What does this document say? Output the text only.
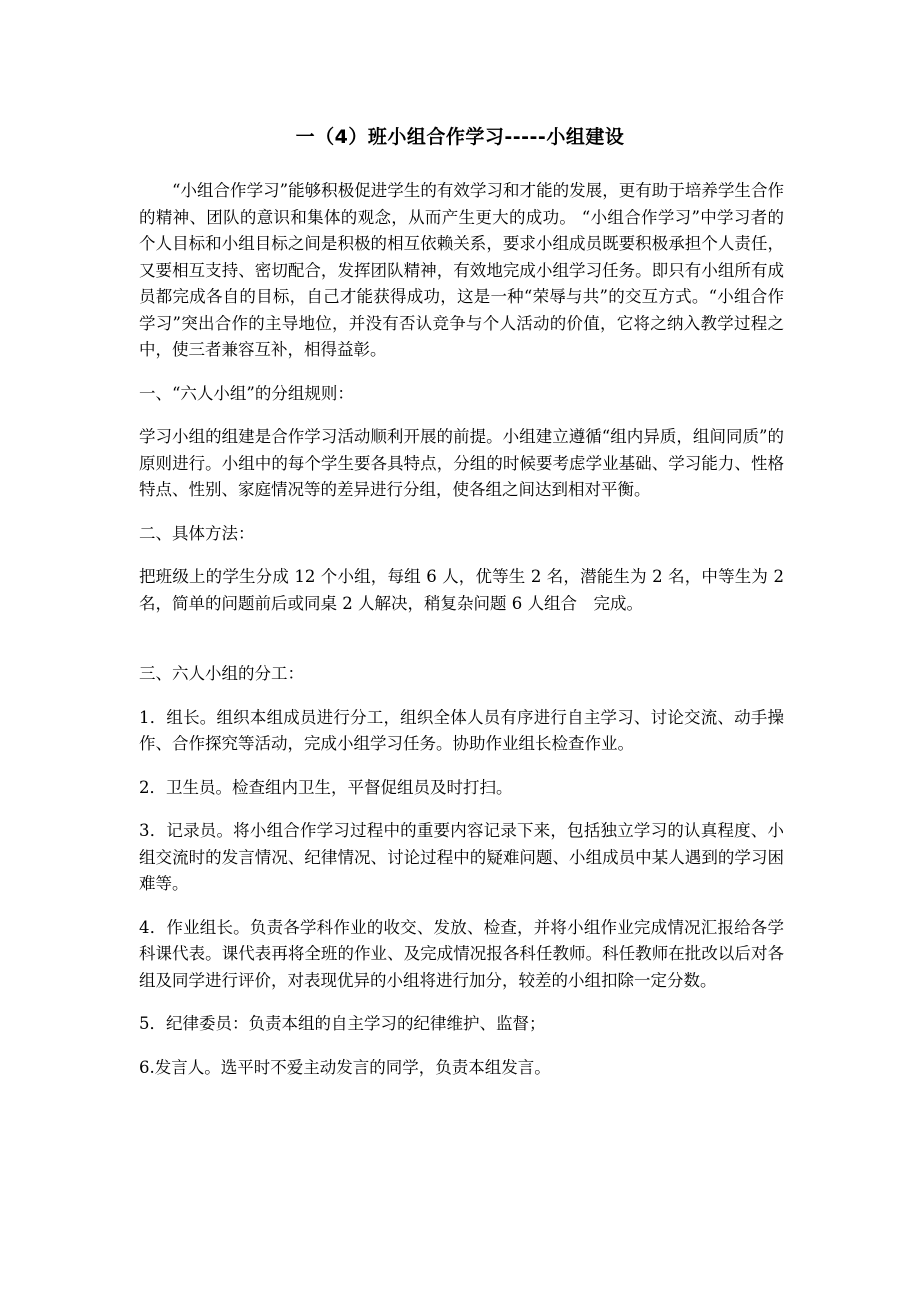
一（4）班小组合作学习-----小组建设

“小组合作学习”能够积极促进学生的有效学习和才能的发展，更有助于培养学生合作的精神、团队的意识和集体的观念，从而产生更大的成功。 “小组合作学习”中学习者的个人目标和小组目标之间是积极的相互依赖关系，要求小组成员既要积极承担个人责任，又要相互支持、密切配合，发挥团队精神，有效地完成小组学习任务。即只有小组所有成员都完成各自的目标，自己才能获得成功，这是一种“荣辱与共”的交互方式。“小组合作学习”突出合作的主导地位，并没有否认竞争与个人活动的价值，它将之纳入教学过程之中，使三者兼容互补，相得益彰。

一、“六人小组”的分组规则：

学习小组的组建是合作学习活动顺利开展的前提。小组建立遵循“组内异质，组间同质”的原则进行。小组中的每个学生要各具特点，分组的时候要考虑学业基础、学习能力、性格特点、性别、家庭情况等的差异进行分组，使各组之间达到相对平衡。

二、具体方法：

把班级上的学生分成 12 个小组，每组 6 人，优等生 2 名，潜能生为 2 名，中等生为 2 名，简单的问题前后或同桌 2 人解决，稍复杂问题 6 人组合　完成。

三、六人小组的分工：

1．组长。组织本组成员进行分工，组织全体人员有序进行自主学习、讨论交流、动手操作、合作探究等活动，完成小组学习任务。协助作业组长检查作业。

2．卫生员。检查组内卫生，平督促组员及时打扫。

3．记录员。将小组合作学习过程中的重要内容记录下来，包括独立学习的认真程度、小组交流时的发言情况、纪律情况、讨论过程中的疑难问题、小组成员中某人遇到的学习困难等。

4．作业组长。负责各学科作业的收交、发放、检查，并将小组作业完成情况汇报给各学科课代表。课代表再将全班的作业、及完成情况报各科任教师。科任教师在批改以后对各组及同学进行评价，对表现优异的小组将进行加分，较差的小组扣除一定分数。

5．纪律委员：负责本组的自主学习的纪律维护、监督；

6.发言人。选平时不爱主动发言的同学，负责本组发言。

================================

#### [EXERCISE AIM]
Without including any pictures, output all the entries above exactly.

#### [EXPECTED ANSWER]
What does this document say? Output the text only.
一（4）班小组合作学习-----小组建设

“小组合作学习”能够积极促进学生的有效学习和才能的发展，更有助于培养学生合作的精神、团队的意识和集体的观念，从而产生更大的成功。 “小组合作学习”中学习者的个人目标和小组目标之间是积极的相互依赖关系，要求小组成员既要积极承担个人责任，又要相互支持、密切配合，发挥团队精神，有效地完成小组学习任务。即只有小组所有成员都完成各自的目标，自己才能获得成功，这是一种“荣辱与共”的交互方式。“小组合作学习”突出合作的主导地位，并没有否认竞争与个人活动的价值，它将之纳入教学过程之中，使三者兼容互补，相得益彰。

一、“六人小组”的分组规则：

学习小组的组建是合作学习活动顺利开展的前提。小组建立遵循“组内异质，组间同质”的原则进行。小组中的每个学生要各具特点，分组的时候要考虑学业基础、学习能力、性格特点、性别、家庭情况等的差异进行分组，使各组之间达到相对平衡。

二、具体方法：

把班级上的学生分成 12 个小组，每组 6 人，优等生 2 名，潜能生为 2 名，中等生为 2 名，简单的问题前后或同桌 2 人解决，稍复杂问题 6 人组合　完成。

三、六人小组的分工：

1．组长。组织本组成员进行分工，组织全体人员有序进行自主学习、讨论交流、动手操作、合作探究等活动，完成小组学习任务。协助作业组长检查作业。

2．卫生员。检查组内卫生，平督促组员及时打扫。

3．记录员。将小组合作学习过程中的重要内容记录下来，包括独立学习的认真程度、小组交流时的发言情况、纪律情况、讨论过程中的疑难问题、小组成员中某人遇到的学习困难等。

4．作业组长。负责各学科作业的收交、发放、检查，并将小组作业完成情况汇报给各学科课代表。课代表再将全班的作业、及完成情况报各科任教师。科任教师在批改以后对各组及同学进行评价，对表现优异的小组将进行加分，较差的小组扣除一定分数。

5．纪律委员：负责本组的自主学习的纪律维护、监督；

6.发言人。选平时不爱主动发言的同学，负责本组发言。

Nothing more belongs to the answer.